> [DIRECTIONS FOR THIS TASK]: Look through the data below. Pick out the lines holding the string "年全球公开报道的".

(Records from a data source)
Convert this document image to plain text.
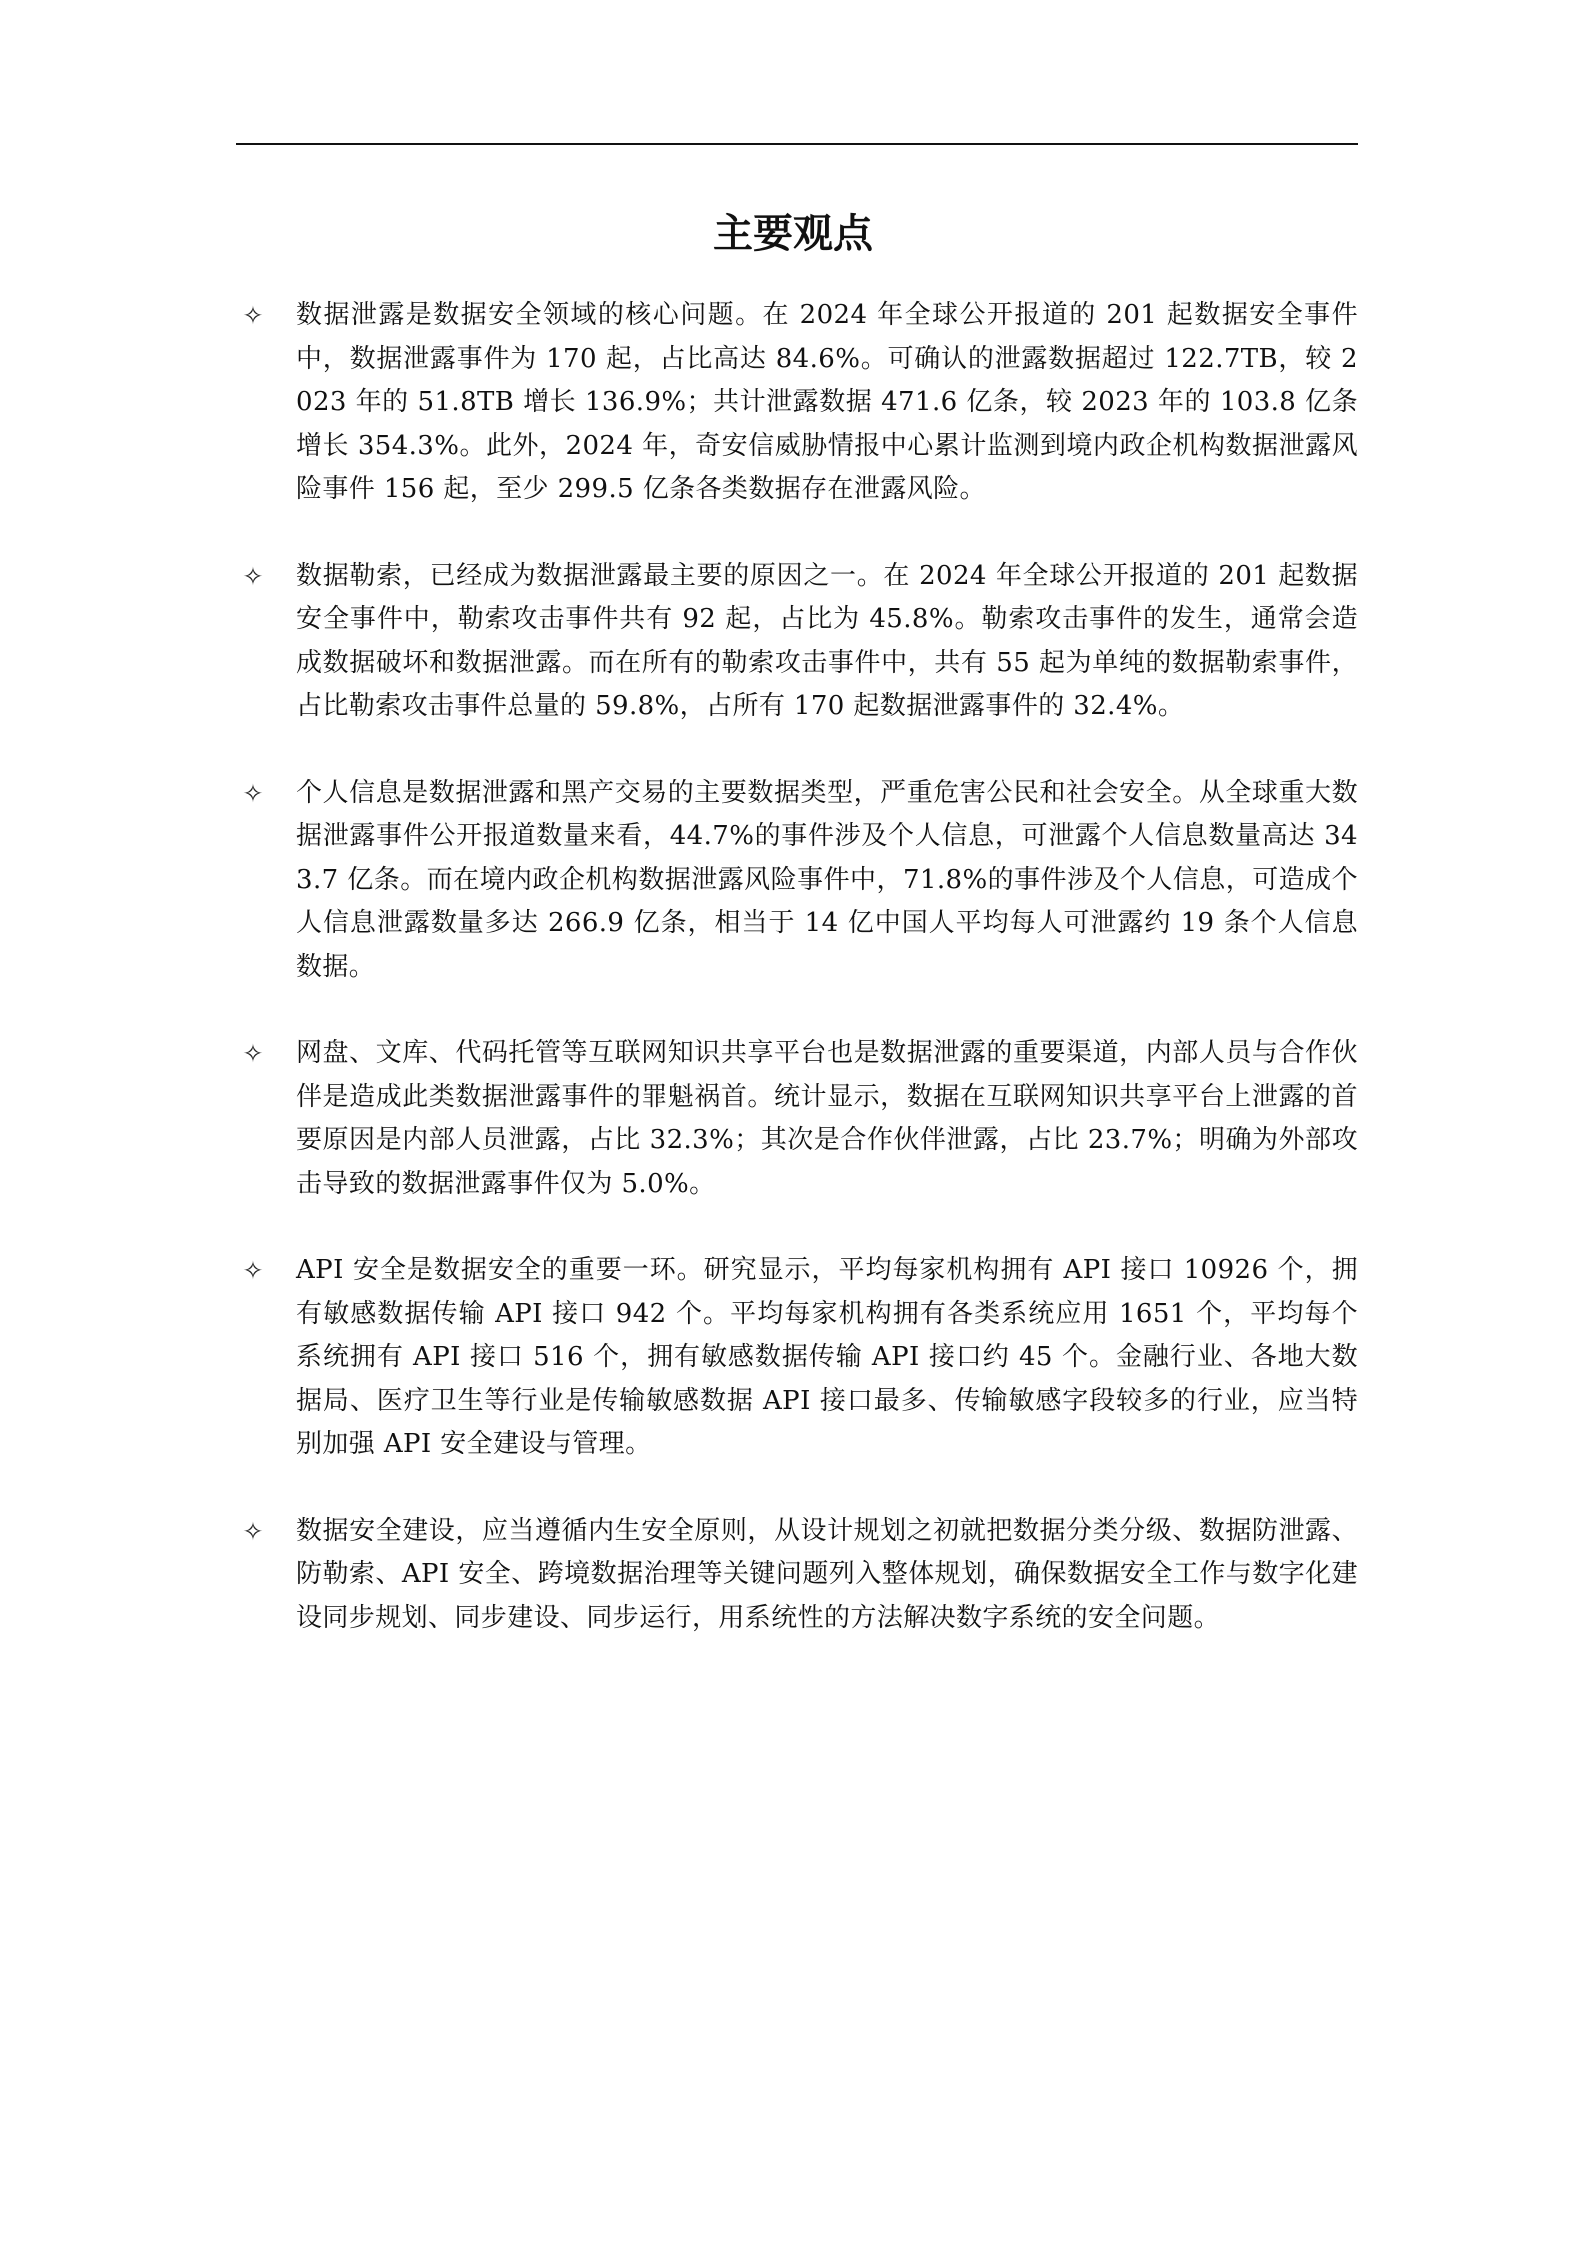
主要观点
✧ 数据泄露是数据安全领域的核心问题。在 2024 年全球公开报道的 201 起数据安全事件中，数据泄露事件为 170 起，占比高达 84.6%。可确认的泄露数据超过 122.7TB，较 2023 年的 51.8TB 增长 136.9%；共计泄露数据 471.6 亿条，较 2023 年的 103.8 亿条增长 354.3%。此外，2024 年，奇安信威胁情报中心累计监测到境内政企机构数据泄露风险事件 156 起，至少 299.5 亿条各类数据存在泄露风险。
✧ 数据勒索，已经成为数据泄露最主要的原因之一。在 2024 年全球公开报道的 201 起数据安全事件中，勒索攻击事件共有 92 起，占比为 45.8%。勒索攻击事件的发生，通常会造成数据破坏和数据泄露。而在所有的勒索攻击事件中，共有 55 起为单纯的数据勒索事件，占比勒索攻击事件总量的 59.8%，占所有 170 起数据泄露事件的 32.4%。
✧ 个人信息是数据泄露和黑产交易的主要数据类型，严重危害公民和社会安全。从全球重大数据泄露事件公开报道数量来看，44.7%的事件涉及个人信息，可泄露个人信息数量高达 343.7 亿条。而在境内政企机构数据泄露风险事件中，71.8%的事件涉及个人信息，可造成个人信息泄露数量多达 266.9 亿条，相当于 14 亿中国人平均每人可泄露约 19 条个人信息数据。
✧ 网盘、文库、代码托管等互联网知识共享平台也是数据泄露的重要渠道，内部人员与合作伙伴是造成此类数据泄露事件的罪魁祸首。统计显示，数据在互联网知识共享平台上泄露的首要原因是内部人员泄露，占比 32.3%；其次是合作伙伴泄露，占比 23.7%；明确为外部攻击导致的数据泄露事件仅为 5.0%。
✧ API 安全是数据安全的重要一环。研究显示，平均每家机构拥有 API 接口 10926 个，拥有敏感数据传输 API 接口 942 个。平均每家机构拥有各类系统应用 1651 个，平均每个系统拥有 API 接口 516 个，拥有敏感数据传输 API 接口约 45 个。金融行业、各地大数据局、医疗卫生等行业是传输敏感数据 API 接口最多、传输敏感字段较多的行业，应当特别加强 API 安全建设与管理。
✧ 数据安全建设，应当遵循内生安全原则，从设计规划之初就把数据分类分级、数据防泄露、防勒索、API 安全、跨境数据治理等关键问题列入整体规划，确保数据安全工作与数字化建设同步规划、同步建设、同步运行，用系统性的方法解决数字系统的安全问题。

> [TASK RESULT]:
✧ 数据泄露是数据安全领域的核心问题。在 2024 年全球公开报道的 201 起数据安全事件中，数据泄露事件为 170 起，占比高达 84.6%。可确认的泄露数据超过 122.7TB，较 2023 年的 51.8TB 增长 136.9%；共计泄露数据 471.6 亿条，较 2023 年的 103.8 亿条增长 354.3%。此外，2024 年，奇安信威胁情报中心累计监测到境内政企机构数据泄露风险事件 156 起，至少 299.5 亿条各类数据存在泄露风险。
✧ 数据勒索，已经成为数据泄露最主要的原因之一。在 2024 年全球公开报道的 201 起数据安全事件中，勒索攻击事件共有 92 起，占比为 45.8%。勒索攻击事件的发生，通常会造成数据破坏和数据泄露。而在所有的勒索攻击事件中，共有 55 起为单纯的数据勒索事件，占比勒索攻击事件总量的 59.8%，占所有 170 起数据泄露事件的 32.4%。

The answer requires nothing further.